Stated goal => Search the listing below for the word "display" and copy each line that holds it.

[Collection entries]
┌──
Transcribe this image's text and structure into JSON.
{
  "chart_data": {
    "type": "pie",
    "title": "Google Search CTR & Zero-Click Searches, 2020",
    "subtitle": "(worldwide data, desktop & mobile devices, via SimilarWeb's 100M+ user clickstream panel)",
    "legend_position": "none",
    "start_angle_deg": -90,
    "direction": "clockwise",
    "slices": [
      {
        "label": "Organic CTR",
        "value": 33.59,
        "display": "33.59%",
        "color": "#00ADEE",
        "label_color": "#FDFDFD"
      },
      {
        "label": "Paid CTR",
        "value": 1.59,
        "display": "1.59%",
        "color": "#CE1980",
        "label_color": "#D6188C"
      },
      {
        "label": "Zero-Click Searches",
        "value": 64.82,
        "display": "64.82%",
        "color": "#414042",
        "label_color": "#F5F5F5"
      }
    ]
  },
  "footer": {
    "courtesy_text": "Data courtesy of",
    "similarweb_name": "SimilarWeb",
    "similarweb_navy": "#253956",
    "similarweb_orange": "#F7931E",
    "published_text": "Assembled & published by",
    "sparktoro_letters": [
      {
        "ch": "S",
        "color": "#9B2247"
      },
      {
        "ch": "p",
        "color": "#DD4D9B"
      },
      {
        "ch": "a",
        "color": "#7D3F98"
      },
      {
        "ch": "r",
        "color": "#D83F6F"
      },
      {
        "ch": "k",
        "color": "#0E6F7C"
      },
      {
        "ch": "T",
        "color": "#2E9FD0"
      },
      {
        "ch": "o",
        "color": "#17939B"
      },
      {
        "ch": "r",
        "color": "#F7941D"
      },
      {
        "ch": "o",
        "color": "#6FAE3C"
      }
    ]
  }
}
└──
Finished answer =>
        "display": "33.59%",
        "display": "1.59%",
        "display": "64.82%",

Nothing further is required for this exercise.